(A run of records)

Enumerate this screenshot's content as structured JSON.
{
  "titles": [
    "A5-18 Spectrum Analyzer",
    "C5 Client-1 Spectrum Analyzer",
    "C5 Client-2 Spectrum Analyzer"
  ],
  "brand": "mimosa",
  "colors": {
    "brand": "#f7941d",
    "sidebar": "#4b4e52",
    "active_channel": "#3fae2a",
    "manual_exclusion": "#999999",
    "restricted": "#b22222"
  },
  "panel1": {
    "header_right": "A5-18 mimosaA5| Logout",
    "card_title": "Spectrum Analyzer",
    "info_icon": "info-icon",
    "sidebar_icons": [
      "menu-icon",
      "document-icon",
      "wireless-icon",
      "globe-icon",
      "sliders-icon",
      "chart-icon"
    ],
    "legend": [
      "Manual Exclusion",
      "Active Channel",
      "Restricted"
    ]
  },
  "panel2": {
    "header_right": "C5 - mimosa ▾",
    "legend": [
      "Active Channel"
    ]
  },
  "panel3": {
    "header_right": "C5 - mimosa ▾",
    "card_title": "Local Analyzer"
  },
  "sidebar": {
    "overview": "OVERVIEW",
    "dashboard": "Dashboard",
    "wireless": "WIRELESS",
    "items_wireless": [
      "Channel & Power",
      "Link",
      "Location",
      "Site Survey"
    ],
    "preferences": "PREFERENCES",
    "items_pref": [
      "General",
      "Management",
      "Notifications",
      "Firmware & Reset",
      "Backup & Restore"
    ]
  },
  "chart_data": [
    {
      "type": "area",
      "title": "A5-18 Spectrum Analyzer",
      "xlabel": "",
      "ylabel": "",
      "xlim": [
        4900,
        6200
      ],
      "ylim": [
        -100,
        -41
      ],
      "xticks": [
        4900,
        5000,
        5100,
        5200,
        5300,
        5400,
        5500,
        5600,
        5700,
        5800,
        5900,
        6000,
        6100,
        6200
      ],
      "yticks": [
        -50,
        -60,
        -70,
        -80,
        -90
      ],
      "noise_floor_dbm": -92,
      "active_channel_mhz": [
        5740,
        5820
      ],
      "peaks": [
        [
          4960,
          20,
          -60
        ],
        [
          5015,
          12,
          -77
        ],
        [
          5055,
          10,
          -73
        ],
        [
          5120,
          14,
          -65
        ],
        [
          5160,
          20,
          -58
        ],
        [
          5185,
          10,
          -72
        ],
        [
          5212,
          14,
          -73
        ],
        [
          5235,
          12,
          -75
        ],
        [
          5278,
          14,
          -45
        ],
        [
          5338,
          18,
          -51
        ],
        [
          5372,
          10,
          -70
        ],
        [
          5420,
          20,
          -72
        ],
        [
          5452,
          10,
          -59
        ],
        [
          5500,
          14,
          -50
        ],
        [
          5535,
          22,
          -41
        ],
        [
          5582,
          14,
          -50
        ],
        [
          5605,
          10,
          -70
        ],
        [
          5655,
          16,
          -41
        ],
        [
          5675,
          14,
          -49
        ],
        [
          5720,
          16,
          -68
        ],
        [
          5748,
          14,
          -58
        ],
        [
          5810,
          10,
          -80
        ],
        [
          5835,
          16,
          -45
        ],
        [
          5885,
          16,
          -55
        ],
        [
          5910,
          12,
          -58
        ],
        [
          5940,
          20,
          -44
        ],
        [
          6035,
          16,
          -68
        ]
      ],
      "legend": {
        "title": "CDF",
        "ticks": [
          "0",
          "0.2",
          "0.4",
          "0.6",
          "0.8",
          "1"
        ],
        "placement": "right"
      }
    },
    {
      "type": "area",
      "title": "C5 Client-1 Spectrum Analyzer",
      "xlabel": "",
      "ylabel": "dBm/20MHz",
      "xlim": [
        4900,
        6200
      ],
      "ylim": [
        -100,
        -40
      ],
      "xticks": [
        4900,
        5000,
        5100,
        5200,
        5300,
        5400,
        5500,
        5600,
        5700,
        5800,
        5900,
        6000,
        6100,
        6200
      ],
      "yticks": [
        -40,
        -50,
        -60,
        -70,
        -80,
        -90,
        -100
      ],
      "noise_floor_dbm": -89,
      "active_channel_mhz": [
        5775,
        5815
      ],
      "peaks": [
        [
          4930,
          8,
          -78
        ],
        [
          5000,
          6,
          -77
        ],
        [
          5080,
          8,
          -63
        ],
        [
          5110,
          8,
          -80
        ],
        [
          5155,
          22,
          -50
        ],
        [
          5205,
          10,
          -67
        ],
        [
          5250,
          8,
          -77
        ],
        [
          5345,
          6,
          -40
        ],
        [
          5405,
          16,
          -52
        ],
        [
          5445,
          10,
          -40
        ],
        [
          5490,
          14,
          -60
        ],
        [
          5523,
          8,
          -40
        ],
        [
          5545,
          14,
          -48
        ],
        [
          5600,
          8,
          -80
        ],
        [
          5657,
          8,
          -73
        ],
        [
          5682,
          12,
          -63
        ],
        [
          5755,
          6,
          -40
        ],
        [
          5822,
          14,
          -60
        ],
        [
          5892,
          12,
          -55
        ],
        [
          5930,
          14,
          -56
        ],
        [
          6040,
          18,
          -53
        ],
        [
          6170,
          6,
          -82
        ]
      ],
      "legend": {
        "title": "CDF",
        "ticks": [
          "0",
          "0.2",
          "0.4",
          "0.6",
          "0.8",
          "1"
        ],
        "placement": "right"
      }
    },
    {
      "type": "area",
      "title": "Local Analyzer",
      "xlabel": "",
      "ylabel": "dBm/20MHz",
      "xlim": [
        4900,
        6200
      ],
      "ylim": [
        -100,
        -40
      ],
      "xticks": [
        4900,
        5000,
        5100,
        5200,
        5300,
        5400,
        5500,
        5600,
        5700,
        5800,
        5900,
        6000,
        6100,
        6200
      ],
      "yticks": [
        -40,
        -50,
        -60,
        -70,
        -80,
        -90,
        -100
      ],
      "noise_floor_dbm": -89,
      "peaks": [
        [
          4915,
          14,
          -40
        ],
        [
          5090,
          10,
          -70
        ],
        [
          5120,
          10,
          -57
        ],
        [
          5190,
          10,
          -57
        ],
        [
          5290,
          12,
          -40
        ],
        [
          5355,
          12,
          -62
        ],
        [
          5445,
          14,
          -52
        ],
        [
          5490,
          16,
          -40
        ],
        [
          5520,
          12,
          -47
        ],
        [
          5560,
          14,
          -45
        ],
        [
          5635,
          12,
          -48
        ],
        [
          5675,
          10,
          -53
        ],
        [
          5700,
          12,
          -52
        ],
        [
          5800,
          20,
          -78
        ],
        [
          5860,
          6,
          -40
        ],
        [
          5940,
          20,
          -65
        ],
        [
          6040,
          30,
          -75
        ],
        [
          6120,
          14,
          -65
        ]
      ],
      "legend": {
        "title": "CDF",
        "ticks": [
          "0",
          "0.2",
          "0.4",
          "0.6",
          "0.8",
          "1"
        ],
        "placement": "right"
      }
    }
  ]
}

→ **TASK STATEMENT**: Copy the entries above exactly, leaving none out.

→ **THE RESULT**:
Enumerate this screenshot's content as structured JSON.
{
  "titles": [
    "A5-18 Spectrum Analyzer",
    "C5 Client-1 Spectrum Analyzer",
    "C5 Client-2 Spectrum Analyzer"
  ],
  "brand": "mimosa",
  "colors": {
    "brand": "#f7941d",
    "sidebar": "#4b4e52",
    "active_channel": "#3fae2a",
    "manual_exclusion": "#999999",
    "restricted": "#b22222"
  },
  "panel1": {
    "header_right": "A5-18 mimosaA5| Logout",
    "card_title": "Spectrum Analyzer",
    "info_icon": "info-icon",
    "sidebar_icons": [
      "menu-icon",
      "document-icon",
      "wireless-icon",
      "globe-icon",
      "sliders-icon",
      "chart-icon"
    ],
    "legend": [
      "Manual Exclusion",
      "Active Channel",
      "Restricted"
    ]
  },
  "panel2": {
    "header_right": "C5 - mimosa ▾",
    "legend": [
      "Active Channel"
    ]
  },
  "panel3": {
    "header_right": "C5 - mimosa ▾",
    "card_title": "Local Analyzer"
  },
  "sidebar": {
    "overview": "OVERVIEW",
    "dashboard": "Dashboard",
    "wireless": "WIRELESS",
    "items_wireless": [
      "Channel & Power",
      "Link",
      "Location",
      "Site Survey"
    ],
    "preferences": "PREFERENCES",
    "items_pref": [
      "General",
      "Management",
      "Notifications",
      "Firmware & Reset",
      "Backup & Restore"
    ]
  },
  "chart_data": [
    {
      "type": "area",
      "title": "A5-18 Spectrum Analyzer",
      "xlabel": "",
      "ylabel": "",
      "xlim": [
        4900,
        6200
      ],
      "ylim": [
        -100,
        -41
      ],
      "xticks": [
        4900,
        5000,
        5100,
        5200,
        5300,
        5400,
        5500,
        5600,
        5700,
        5800,
        5900,
        6000,
        6100,
        6200
      ],
      "yticks": [
        -50,
        -60,
        -70,
        -80,
        -90
      ],
      "noise_floor_dbm": -92,
      "active_channel_mhz": [
        5740,
        5820
      ],
      "peaks": [
        [
          4960,
          20,
          -60
        ],
        [
          5015,
          12,
          -77
        ],
        [
          5055,
          10,
          -73
        ],
        [
          5120,
          14,
          -65
        ],
        [
          5160,
          20,
          -58
        ],
        [
          5185,
          10,
          -72
        ],
        [
          5212,
          14,
          -73
        ],
        [
          5235,
          12,
          -75
        ],
        [
          5278,
          14,
          -45
        ],
        [
          5338,
          18,
          -51
        ],
        [
          5372,
          10,
          -70
        ],
        [
          5420,
          20,
          -72
        ],
        [
          5452,
          10,
          -59
        ],
        [
          5500,
          14,
          -50
        ],
        [
          5535,
          22,
          -41
        ],
        [
          5582,
          14,
          -50
        ],
        [
          5605,
          10,
          -70
        ],
        [
          5655,
          16,
          -41
        ],
        [
          5675,
          14,
          -49
        ],
        [
          5720,
          16,
          -68
        ],
        [
          5748,
          14,
          -58
        ],
        [
          5810,
          10,
          -80
        ],
        [
          5835,
          16,
          -45
        ],
        [
          5885,
          16,
          -55
        ],
        [
          5910,
          12,
          -58
        ],
        [
          5940,
          20,
          -44
        ],
        [
          6035,
          16,
          -68
        ]
      ],
      "legend": {
        "title": "CDF",
        "ticks": [
          "0",
          "0.2",
          "0.4",
          "0.6",
          "0.8",
          "1"
        ],
        "placement": "right"
      }
    },
    {
      "type": "area",
      "title": "C5 Client-1 Spectrum Analyzer",
      "xlabel": "",
      "ylabel": "dBm/20MHz",
      "xlim": [
        4900,
        6200
      ],
      "ylim": [
        -100,
        -40
      ],
      "xticks": [
        4900,
        5000,
        5100,
        5200,
        5300,
        5400,
        5500,
        5600,
        5700,
        5800,
        5900,
        6000,
        6100,
        6200
      ],
      "yticks": [
        -40,
        -50,
        -60,
        -70,
        -80,
        -90,
        -100
      ],
      "noise_floor_dbm": -89,
      "active_channel_mhz": [
        5775,
        5815
      ],
      "peaks": [
        [
          4930,
          8,
          -78
        ],
        [
          5000,
          6,
          -77
        ],
        [
          5080,
          8,
          -63
        ],
        [
          5110,
          8,
          -80
        ],
        [
          5155,
          22,
          -50
        ],
        [
          5205,
          10,
          -67
        ],
        [
          5250,
          8,
          -77
        ],
        [
          5345,
          6,
          -40
        ],
        [
          5405,
          16,
          -52
        ],
        [
          5445,
          10,
          -40
        ],
        [
          5490,
          14,
          -60
        ],
        [
          5523,
          8,
          -40
        ],
        [
          5545,
          14,
          -48
        ],
        [
          5600,
          8,
          -80
        ],
        [
          5657,
          8,
          -73
        ],
        [
          5682,
          12,
          -63
        ],
        [
          5755,
          6,
          -40
        ],
        [
          5822,
          14,
          -60
        ],
        [
          5892,
          12,
          -55
        ],
        [
          5930,
          14,
          -56
        ],
        [
          6040,
          18,
          -53
        ],
        [
          6170,
          6,
          -82
        ]
      ],
      "legend": {
        "title": "CDF",
        "ticks": [
          "0",
          "0.2",
          "0.4",
          "0.6",
          "0.8",
          "1"
        ],
        "placement": "right"
      }
    },
    {
      "type": "area",
      "title": "Local Analyzer",
      "xlabel": "",
      "ylabel": "dBm/20MHz",
      "xlim": [
        4900,
        6200
      ],
      "ylim": [
        -100,
        -40
      ],
      "xticks": [
        4900,
        5000,
        5100,
        5200,
        5300,
        5400,
        5500,
        5600,
        5700,
        5800,
        5900,
        6000,
        6100,
        6200
      ],
      "yticks": [
        -40,
        -50,
        -60,
        -70,
        -80,
        -90,
        -100
      ],
      "noise_floor_dbm": -89,
      "peaks": [
        [
          4915,
          14,
          -40
        ],
        [
          5090,
          10,
          -70
        ],
        [
          5120,
          10,
          -57
        ],
        [
          5190,
          10,
          -57
        ],
        [
          5290,
          12,
          -40
        ],
        [
          5355,
          12,
          -62
        ],
        [
          5445,
          14,
          -52
        ],
        [
          5490,
          16,
          -40
        ],
        [
          5520,
          12,
          -47
        ],
        [
          5560,
          14,
          -45
        ],
        [
          5635,
          12,
          -48
        ],
        [
          5675,
          10,
          -53
        ],
        [
          5700,
          12,
          -52
        ],
        [
          5800,
          20,
          -78
        ],
        [
          5860,
          6,
          -40
        ],
        [
          5940,
          20,
          -65
        ],
        [
          6040,
          30,
          -75
        ],
        [
          6120,
          14,
          -65
        ]
      ],
      "legend": {
        "title": "CDF",
        "ticks": [
          "0",
          "0.2",
          "0.4",
          "0.6",
          "0.8",
          "1"
        ],
        "placement": "right"
      }
    }
  ]
}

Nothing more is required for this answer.